DESCRIPTION OF THE TASK —
Return all lines that include the string "assets".

SUPPLIED DATA —

★ ★ ★ ★

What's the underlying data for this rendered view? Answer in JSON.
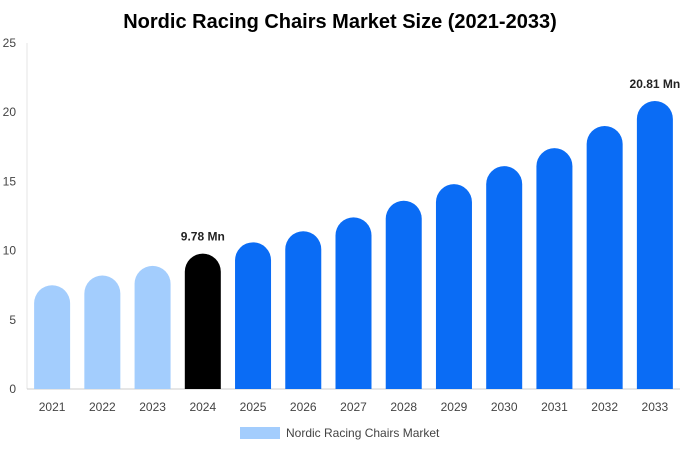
{
  "chart_data": {
    "type": "bar",
    "title": "Nordic Racing Chairs Market Size (2021-2033)",
    "xlabel": "",
    "ylabel": "",
    "categories": [
      "2021",
      "2022",
      "2023",
      "2024",
      "2025",
      "2026",
      "2027",
      "2028",
      "2029",
      "2030",
      "2031",
      "2032",
      "2033"
    ],
    "series": [
      {
        "name": "Nordic Racing Chairs Market",
        "values": [
          7.5,
          8.2,
          8.9,
          9.78,
          10.6,
          11.4,
          12.4,
          13.6,
          14.8,
          16.1,
          17.4,
          19.0,
          20.81
        ]
      }
    ],
    "ylim": [
      0,
      25
    ],
    "yticks": [
      "0",
      "5",
      "10",
      "15",
      "20",
      "25"
    ],
    "data_labels": [
      {
        "category": "2024",
        "text": "9.78 Mn"
      },
      {
        "category": "2033",
        "text": "20.81 Mn"
      }
    ],
    "bar_colors": {
      "historical": "#a3cdfd",
      "base_year": "#000000",
      "forecast": "#0a6cf5"
    },
    "grid": false,
    "legend_position": "bottom"
  },
  "legend": {
    "label": "Nordic Racing Chairs Market",
    "color": "#a3cdfd"
  }
}
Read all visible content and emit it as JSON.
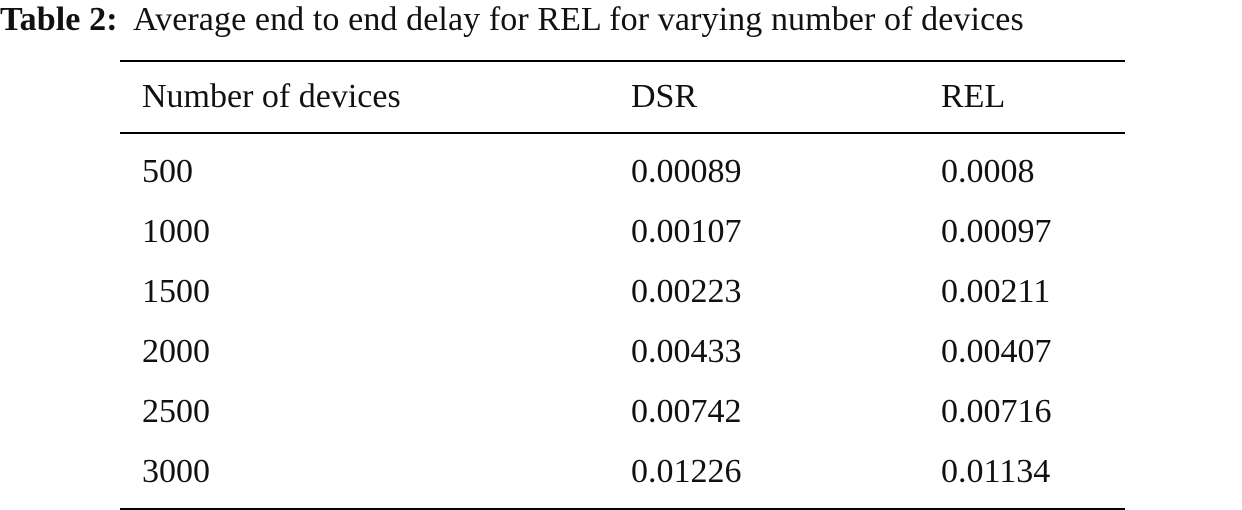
{
  "caption": {
    "label": "Table 2:",
    "text": "Average end to end delay for REL for varying number of devices"
  },
  "table": {
    "headers": [
      "Number of devices",
      "DSR",
      "REL"
    ],
    "rows": [
      [
        "500",
        "0.00089",
        "0.0008"
      ],
      [
        "1000",
        "0.00107",
        "0.00097"
      ],
      [
        "1500",
        "0.00223",
        "0.00211"
      ],
      [
        "2000",
        "0.00433",
        "0.00407"
      ],
      [
        "2500",
        "0.00742",
        "0.00716"
      ],
      [
        "3000",
        "0.01226",
        "0.01134"
      ]
    ]
  }
}
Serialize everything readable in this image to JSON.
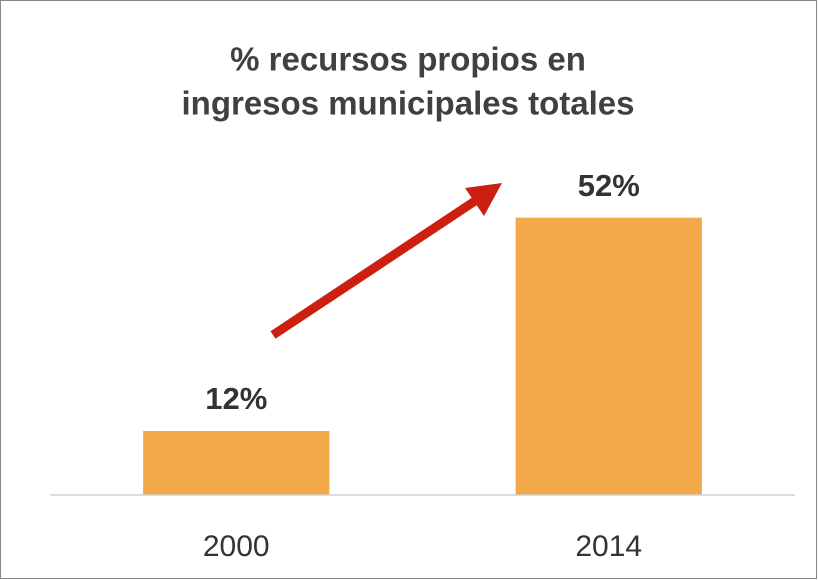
{
  "chart_data": {
    "type": "bar",
    "title": [
      "% recursos propios en",
      "ingresos municipales totales"
    ],
    "categories": [
      "2000",
      "2014"
    ],
    "values": [
      12,
      52
    ],
    "value_labels": [
      "12%",
      "52%"
    ],
    "color": "#f3a84a",
    "ylim": [
      0,
      60
    ]
  }
}
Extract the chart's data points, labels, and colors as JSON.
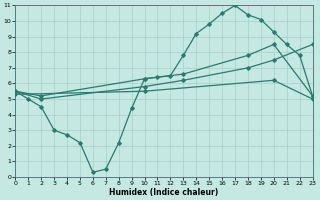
{
  "xlabel": "Humidex (Indice chaleur)",
  "xlim": [
    0,
    23
  ],
  "ylim": [
    0,
    11
  ],
  "xticks": [
    0,
    1,
    2,
    3,
    4,
    5,
    6,
    7,
    8,
    9,
    10,
    11,
    12,
    13,
    14,
    15,
    16,
    17,
    18,
    19,
    20,
    21,
    22,
    23
  ],
  "yticks": [
    0,
    1,
    2,
    3,
    4,
    5,
    6,
    7,
    8,
    9,
    10,
    11
  ],
  "bg_color": "#c5e8e2",
  "grid_color": "#aad4cc",
  "line_color": "#2a7a6e",
  "line1_x": [
    0,
    1,
    2,
    3,
    4,
    5,
    6,
    7,
    8,
    9,
    10,
    11,
    12,
    13,
    14,
    15,
    16,
    17,
    18,
    19,
    20,
    21,
    22,
    23
  ],
  "line1_y": [
    5.5,
    5.0,
    4.5,
    3.0,
    2.7,
    2.2,
    0.3,
    0.5,
    2.2,
    4.4,
    6.3,
    6.4,
    6.5,
    7.8,
    9.2,
    9.8,
    10.5,
    11.0,
    10.4,
    10.1,
    9.3,
    8.5,
    7.8,
    5.2
  ],
  "line2_x": [
    0,
    2,
    10,
    13,
    18,
    20,
    23
  ],
  "line2_y": [
    5.5,
    5.0,
    5.8,
    6.2,
    7.0,
    7.5,
    8.5
  ],
  "line3_x": [
    0,
    2,
    10,
    13,
    18,
    20,
    23
  ],
  "line3_y": [
    5.5,
    5.2,
    6.3,
    6.6,
    7.8,
    8.5,
    5.2
  ],
  "line4_x": [
    0,
    10,
    20,
    23
  ],
  "line4_y": [
    5.3,
    5.5,
    6.2,
    5.0
  ]
}
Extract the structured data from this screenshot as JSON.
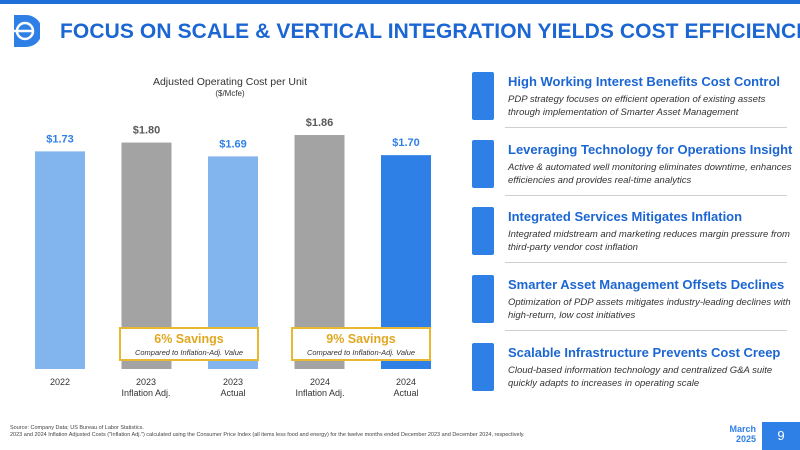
{
  "header": {
    "title": "FOCUS ON SCALE & VERTICAL INTEGRATION YIELDS COST EFFICIENCIES",
    "logo": "dt-logo-icon"
  },
  "chart_data": {
    "type": "bar",
    "title": "Adjusted Operating Cost per Unit",
    "subtitle": "($/Mcfe)",
    "categories": [
      "2022",
      "2023 Inflation Adj.",
      "2023 Actual",
      "2024 Inflation Adj.",
      "2024 Actual"
    ],
    "category_lines": [
      [
        "2022"
      ],
      [
        "2023",
        "Inflation Adj."
      ],
      [
        "2023",
        "Actual"
      ],
      [
        "2024",
        "Inflation Adj."
      ],
      [
        "2024",
        "Actual"
      ]
    ],
    "values": [
      1.73,
      1.8,
      1.69,
      1.86,
      1.7
    ],
    "data_labels": [
      "$1.73",
      "$1.80",
      "$1.69",
      "$1.86",
      "$1.70"
    ],
    "bar_colors": [
      "#82b4ee",
      "#a3a3a3",
      "#82b4ee",
      "#a3a3a3",
      "#2f80e6"
    ],
    "label_colors": [
      "#2f80e6",
      "#595959",
      "#2f80e6",
      "#595959",
      "#2f80e6"
    ],
    "ylim": [
      0,
      2.0
    ],
    "grid": false,
    "annotations": [
      {
        "title": "6% Savings",
        "subtitle": "Compared to Inflation-Adj. Value"
      },
      {
        "title": "9% Savings",
        "subtitle": "Compared to Inflation-Adj. Value"
      }
    ]
  },
  "items": [
    {
      "title": "High Working Interest Benefits Cost Control",
      "desc": "PDP strategy focuses on efficient operation of existing assets through implementation of Smarter Asset Management"
    },
    {
      "title": "Leveraging Technology for Operations Insight",
      "desc": "Active & automated well monitoring eliminates downtime, enhances efficiencies and provides real-time analytics"
    },
    {
      "title": "Integrated Services Mitigates Inflation",
      "desc": "Integrated midstream and marketing reduces margin pressure from third-party vendor cost inflation"
    },
    {
      "title": "Smarter Asset Management Offsets Declines",
      "desc": "Optimization of PDP assets mitigates industry-leading declines with high-return, low cost initiatives"
    },
    {
      "title": "Scalable Infrastructure Prevents Cost Creep",
      "desc": "Cloud-based information technology and centralized G&A suite quickly adapts to increases in operating scale"
    }
  ],
  "footer": {
    "source_line1": "Source: Company Data; US Bureau of Labor Statistics.",
    "source_line2": "2023 and 2024 Inflation Adjusted Costs (\"Inflation Adj.\") calculated using the Consumer Price Index (all items less food and energy) for the twelve months ended December 2023 and December 2024, respectively.",
    "date_month": "March",
    "date_year": "2025",
    "page": "9"
  }
}
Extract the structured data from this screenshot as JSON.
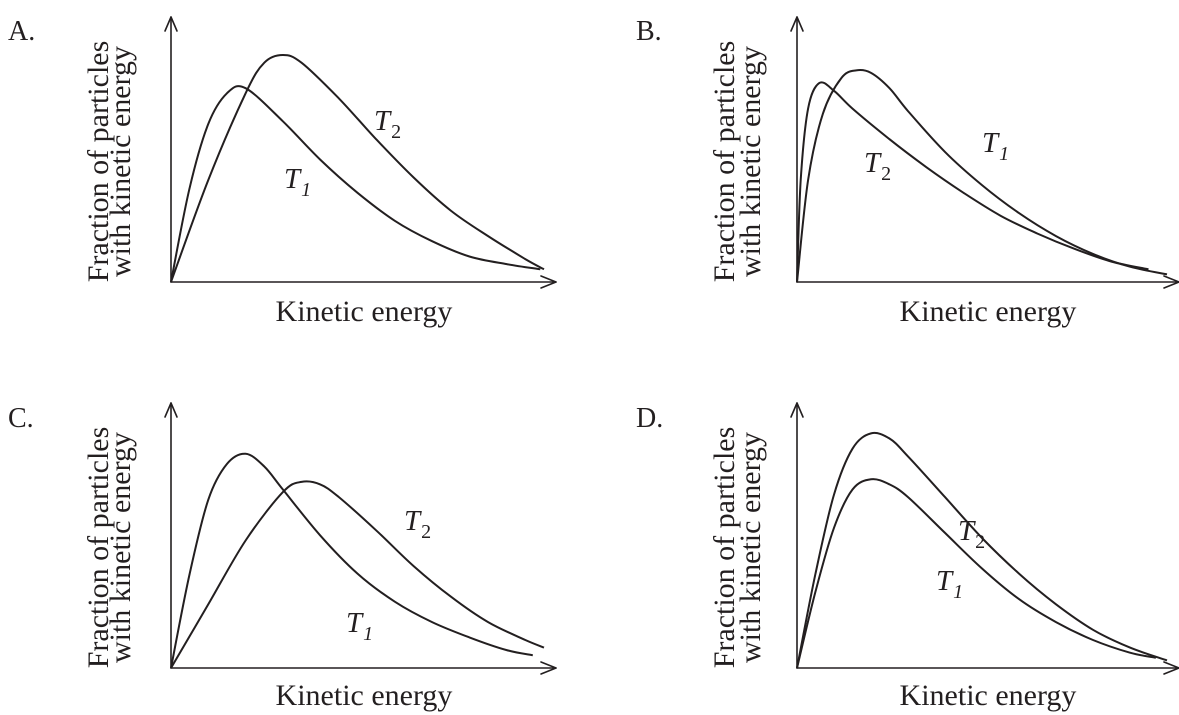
{
  "chart_data": [
    {
      "type": "line",
      "panel_label": "A.",
      "xlabel": "Kinetic energy",
      "ylabel_lines": [
        "Fraction of particles",
        "with kinetic energy"
      ],
      "series": [
        {
          "name": "T1",
          "label_main": "T",
          "label_sub": "1",
          "sub_italic": true,
          "x": [
            0,
            0.05,
            0.1,
            0.15,
            0.2,
            0.3,
            0.4,
            0.5,
            0.6,
            0.7,
            0.8,
            0.9,
            0.99
          ],
          "y": [
            0,
            0.37,
            0.62,
            0.74,
            0.76,
            0.63,
            0.48,
            0.35,
            0.24,
            0.16,
            0.1,
            0.07,
            0.05
          ]
        },
        {
          "name": "T2",
          "label_main": "T",
          "label_sub": "2",
          "sub_italic": false,
          "x": [
            0,
            0.1,
            0.2,
            0.25,
            0.3,
            0.35,
            0.45,
            0.55,
            0.65,
            0.75,
            0.85,
            0.95,
            1.0
          ],
          "y": [
            0,
            0.4,
            0.74,
            0.86,
            0.89,
            0.86,
            0.72,
            0.56,
            0.41,
            0.28,
            0.18,
            0.09,
            0.05
          ]
        }
      ]
    },
    {
      "type": "line",
      "panel_label": "B.",
      "xlabel": "Kinetic energy",
      "ylabel_lines": [
        "Fraction of particles",
        "with kinetic energy"
      ],
      "series": [
        {
          "name": "T2",
          "label_main": "T",
          "label_sub": "2",
          "sub_italic": false,
          "x": [
            0,
            0.01,
            0.03,
            0.06,
            0.1,
            0.15,
            0.25,
            0.35,
            0.45,
            0.55,
            0.65,
            0.75,
            0.85,
            0.95
          ],
          "y": [
            0,
            0.4,
            0.68,
            0.78,
            0.75,
            0.68,
            0.56,
            0.45,
            0.35,
            0.26,
            0.19,
            0.13,
            0.08,
            0.05
          ]
        },
        {
          "name": "T1",
          "label_main": "T",
          "label_sub": "1",
          "sub_italic": true,
          "x": [
            0,
            0.03,
            0.07,
            0.12,
            0.16,
            0.2,
            0.25,
            0.3,
            0.4,
            0.5,
            0.6,
            0.7,
            0.8,
            0.9,
            1.0
          ],
          "y": [
            0,
            0.4,
            0.66,
            0.8,
            0.83,
            0.82,
            0.76,
            0.67,
            0.51,
            0.38,
            0.27,
            0.18,
            0.11,
            0.06,
            0.03
          ]
        }
      ]
    },
    {
      "type": "line",
      "panel_label": "C.",
      "xlabel": "Kinetic energy",
      "ylabel_lines": [
        "Fraction of particles",
        "with kinetic energy"
      ],
      "series": [
        {
          "name": "T1",
          "label_main": "T",
          "label_sub": "1",
          "sub_italic": true,
          "x": [
            0,
            0.05,
            0.1,
            0.15,
            0.2,
            0.25,
            0.3,
            0.4,
            0.5,
            0.6,
            0.7,
            0.8,
            0.9,
            0.97
          ],
          "y": [
            0,
            0.37,
            0.66,
            0.8,
            0.84,
            0.79,
            0.7,
            0.52,
            0.37,
            0.26,
            0.18,
            0.12,
            0.07,
            0.05
          ]
        },
        {
          "name": "T2",
          "label_main": "T",
          "label_sub": "2",
          "sub_italic": false,
          "x": [
            0,
            0.1,
            0.2,
            0.3,
            0.35,
            0.4,
            0.45,
            0.55,
            0.65,
            0.75,
            0.85,
            0.95,
            1.0
          ],
          "y": [
            0,
            0.25,
            0.5,
            0.69,
            0.73,
            0.72,
            0.67,
            0.54,
            0.4,
            0.28,
            0.18,
            0.11,
            0.08
          ]
        }
      ]
    },
    {
      "type": "line",
      "panel_label": "D.",
      "xlabel": "Kinetic energy",
      "ylabel_lines": [
        "Fraction of particles",
        "with kinetic energy"
      ],
      "series": [
        {
          "name": "T1",
          "label_main": "T",
          "label_sub": "1",
          "sub_italic": true,
          "x": [
            0,
            0.05,
            0.1,
            0.15,
            0.2,
            0.25,
            0.3,
            0.4,
            0.5,
            0.6,
            0.7,
            0.8,
            0.9,
            0.97
          ],
          "y": [
            0,
            0.3,
            0.55,
            0.7,
            0.74,
            0.72,
            0.67,
            0.53,
            0.39,
            0.27,
            0.18,
            0.11,
            0.06,
            0.04
          ]
        },
        {
          "name": "T2",
          "label_main": "T",
          "label_sub": "2",
          "sub_italic": false,
          "x": [
            0,
            0.05,
            0.1,
            0.15,
            0.2,
            0.25,
            0.3,
            0.4,
            0.5,
            0.6,
            0.7,
            0.8,
            0.9,
            1.0
          ],
          "y": [
            0,
            0.37,
            0.68,
            0.86,
            0.92,
            0.9,
            0.83,
            0.67,
            0.51,
            0.37,
            0.25,
            0.15,
            0.08,
            0.03
          ]
        }
      ]
    }
  ]
}
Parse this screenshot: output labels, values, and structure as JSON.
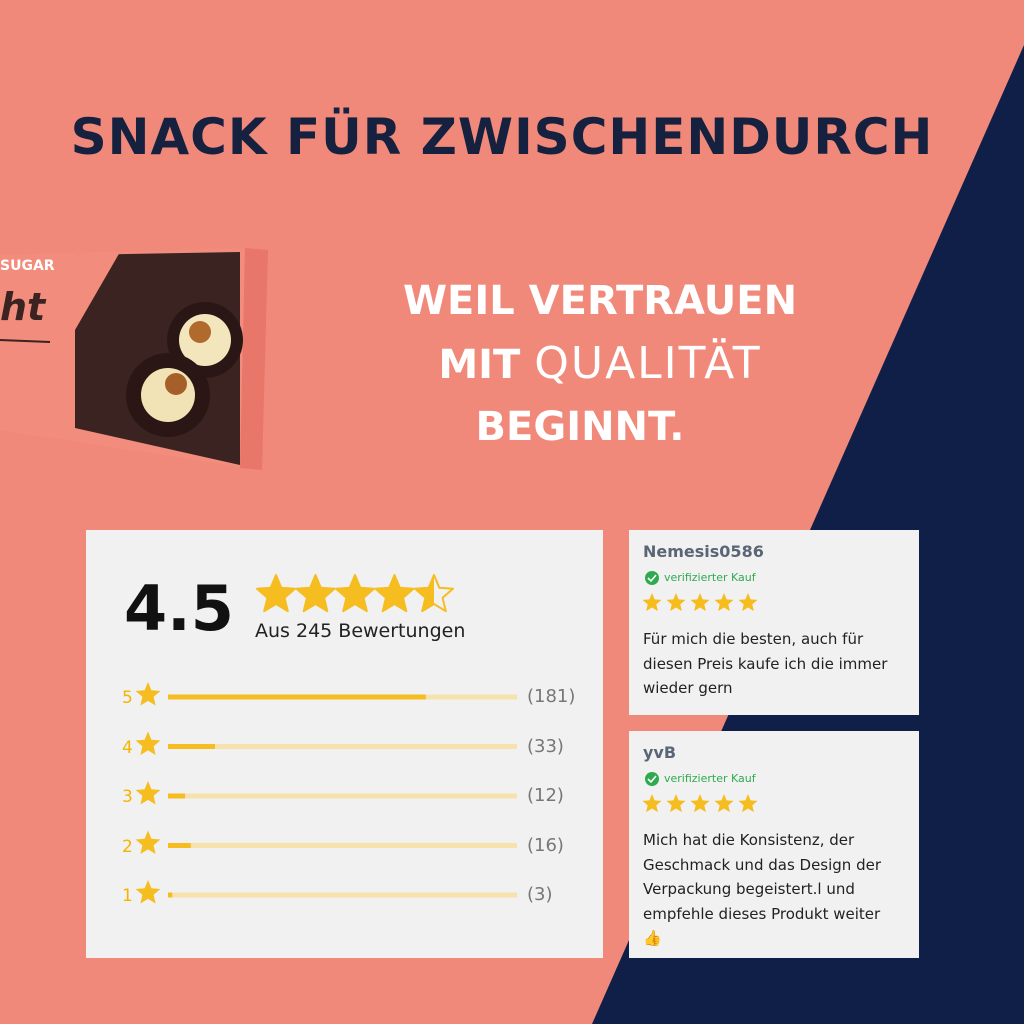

★ ★ ★ ★

RESULT —
      "desc": "PDP strategy focuses on efficient operation of existing assets through implementation of Smarter Asset Management"
      "desc": "Optimization of PDP assets mitigates industry-leading declines with high-return, low cost initiatives"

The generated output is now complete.